■ **Set task**: Copy all records verbatim.

* begin *

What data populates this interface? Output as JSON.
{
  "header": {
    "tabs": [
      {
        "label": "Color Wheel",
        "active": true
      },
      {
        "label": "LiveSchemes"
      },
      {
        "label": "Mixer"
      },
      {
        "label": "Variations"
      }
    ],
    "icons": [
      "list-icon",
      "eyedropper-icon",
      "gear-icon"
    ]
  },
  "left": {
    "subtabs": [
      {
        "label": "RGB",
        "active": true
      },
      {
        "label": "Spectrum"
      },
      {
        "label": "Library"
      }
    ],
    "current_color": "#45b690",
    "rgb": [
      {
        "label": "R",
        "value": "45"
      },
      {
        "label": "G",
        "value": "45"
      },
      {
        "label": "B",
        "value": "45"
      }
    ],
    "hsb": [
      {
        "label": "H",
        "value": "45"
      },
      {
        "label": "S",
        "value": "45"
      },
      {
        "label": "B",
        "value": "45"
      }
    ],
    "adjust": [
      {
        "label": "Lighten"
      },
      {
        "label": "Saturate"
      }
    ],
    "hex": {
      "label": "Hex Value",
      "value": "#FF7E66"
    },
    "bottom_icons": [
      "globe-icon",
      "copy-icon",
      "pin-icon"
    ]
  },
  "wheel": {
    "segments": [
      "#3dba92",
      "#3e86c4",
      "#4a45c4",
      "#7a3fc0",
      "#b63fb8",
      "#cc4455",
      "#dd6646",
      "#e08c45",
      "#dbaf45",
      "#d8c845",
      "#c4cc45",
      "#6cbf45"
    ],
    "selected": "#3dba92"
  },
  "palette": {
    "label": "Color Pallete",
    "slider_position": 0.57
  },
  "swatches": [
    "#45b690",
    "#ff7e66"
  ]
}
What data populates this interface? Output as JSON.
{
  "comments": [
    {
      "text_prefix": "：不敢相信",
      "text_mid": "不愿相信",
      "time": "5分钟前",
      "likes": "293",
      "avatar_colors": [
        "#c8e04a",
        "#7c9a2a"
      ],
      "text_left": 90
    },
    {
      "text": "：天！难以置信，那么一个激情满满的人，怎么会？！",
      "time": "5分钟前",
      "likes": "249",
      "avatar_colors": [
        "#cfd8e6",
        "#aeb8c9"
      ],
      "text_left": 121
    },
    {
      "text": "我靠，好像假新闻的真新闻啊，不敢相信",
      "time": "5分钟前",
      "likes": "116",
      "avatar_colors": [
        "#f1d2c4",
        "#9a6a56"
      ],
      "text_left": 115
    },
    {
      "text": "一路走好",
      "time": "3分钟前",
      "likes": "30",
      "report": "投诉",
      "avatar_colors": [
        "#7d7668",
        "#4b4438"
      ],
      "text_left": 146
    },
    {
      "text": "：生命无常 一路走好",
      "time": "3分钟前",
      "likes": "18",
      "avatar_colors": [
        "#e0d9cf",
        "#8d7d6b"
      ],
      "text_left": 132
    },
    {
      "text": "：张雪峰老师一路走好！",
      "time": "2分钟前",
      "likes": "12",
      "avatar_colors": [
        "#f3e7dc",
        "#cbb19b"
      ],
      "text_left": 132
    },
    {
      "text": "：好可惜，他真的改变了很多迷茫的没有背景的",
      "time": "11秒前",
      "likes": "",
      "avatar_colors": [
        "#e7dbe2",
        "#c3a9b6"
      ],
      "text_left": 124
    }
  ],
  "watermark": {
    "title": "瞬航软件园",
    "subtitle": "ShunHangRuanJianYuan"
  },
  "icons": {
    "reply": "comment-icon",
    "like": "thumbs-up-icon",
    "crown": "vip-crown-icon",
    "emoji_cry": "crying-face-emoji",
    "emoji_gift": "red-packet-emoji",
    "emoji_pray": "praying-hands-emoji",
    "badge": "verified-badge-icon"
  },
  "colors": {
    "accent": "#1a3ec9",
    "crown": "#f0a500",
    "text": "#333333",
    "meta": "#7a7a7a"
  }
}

* end *

■ **Solution**:
What data populates this interface? Output as JSON.
{
  "header": {
    "tabs": [
      {
        "label": "Color Wheel",
        "active": true
      },
      {
        "label": "LiveSchemes"
      },
      {
        "label": "Mixer"
      },
      {
        "label": "Variations"
      }
    ],
    "icons": [
      "list-icon",
      "eyedropper-icon",
      "gear-icon"
    ]
  },
  "left": {
    "subtabs": [
      {
        "label": "RGB",
        "active": true
      },
      {
        "label": "Spectrum"
      },
      {
        "label": "Library"
      }
    ],
    "current_color": "#45b690",
    "rgb": [
      {
        "label": "R",
        "value": "45"
      },
      {
        "label": "G",
        "value": "45"
      },
      {
        "label": "B",
        "value": "45"
      }
    ],
    "hsb": [
      {
        "label": "H",
        "value": "45"
      },
      {
        "label": "S",
        "value": "45"
      },
      {
        "label": "B",
        "value": "45"
      }
    ],
    "adjust": [
      {
        "label": "Lighten"
      },
      {
        "label": "Saturate"
      }
    ],
    "hex": {
      "label": "Hex Value",
      "value": "#FF7E66"
    },
    "bottom_icons": [
      "globe-icon",
      "copy-icon",
      "pin-icon"
    ]
  },
  "wheel": {
    "segments": [
      "#3dba92",
      "#3e86c4",
      "#4a45c4",
      "#7a3fc0",
      "#b63fb8",
      "#cc4455",
      "#dd6646",
      "#e08c45",
      "#dbaf45",
      "#d8c845",
      "#c4cc45",
      "#6cbf45"
    ],
    "selected": "#3dba92"
  },
  "palette": {
    "label": "Color Pallete",
    "slider_position": 0.57
  },
  "swatches": [
    "#45b690",
    "#ff7e66"
  ]
}
What data populates this interface? Output as JSON.
{
  "comments": [
    {
      "text_prefix": "：不敢相信",
      "text_mid": "不愿相信",
      "time": "5分钟前",
      "likes": "293",
      "avatar_colors": [
        "#c8e04a",
        "#7c9a2a"
      ],
      "text_left": 90
    },
    {
      "text": "：天！难以置信，那么一个激情满满的人，怎么会？！",
      "time": "5分钟前",
      "likes": "249",
      "avatar_colors": [
        "#cfd8e6",
        "#aeb8c9"
      ],
      "text_left": 121
    },
    {
      "text": "我靠，好像假新闻的真新闻啊，不敢相信",
      "time": "5分钟前",
      "likes": "116",
      "avatar_colors": [
        "#f1d2c4",
        "#9a6a56"
      ],
      "text_left": 115
    },
    {
      "text": "一路走好",
      "time": "3分钟前",
      "likes": "30",
      "report": "投诉",
      "avatar_colors": [
        "#7d7668",
        "#4b4438"
      ],
      "text_left": 146
    },
    {
      "text": "：生命无常 一路走好",
      "time": "3分钟前",
      "likes": "18",
      "avatar_colors": [
        "#e0d9cf",
        "#8d7d6b"
      ],
      "text_left": 132
    },
    {
      "text": "：张雪峰老师一路走好！",
      "time": "2分钟前",
      "likes": "12",
      "avatar_colors": [
        "#f3e7dc",
        "#cbb19b"
      ],
      "text_left": 132
    },
    {
      "text": "：好可惜，他真的改变了很多迷茫的没有背景的",
      "time": "11秒前",
      "likes": "",
      "avatar_colors": [
        "#e7dbe2",
        "#c3a9b6"
      ],
      "text_left": 124
    }
  ],
  "watermark": {
    "title": "瞬航软件园",
    "subtitle": "ShunHangRuanJianYuan"
  },
  "icons": {
    "reply": "comment-icon",
    "like": "thumbs-up-icon",
    "crown": "vip-crown-icon",
    "emoji_cry": "crying-face-emoji",
    "emoji_gift": "red-packet-emoji",
    "emoji_pray": "praying-hands-emoji",
    "badge": "verified-badge-icon"
  },
  "colors": {
    "accent": "#1a3ec9",
    "crown": "#f0a500",
    "text": "#333333",
    "meta": "#7a7a7a"
  }
}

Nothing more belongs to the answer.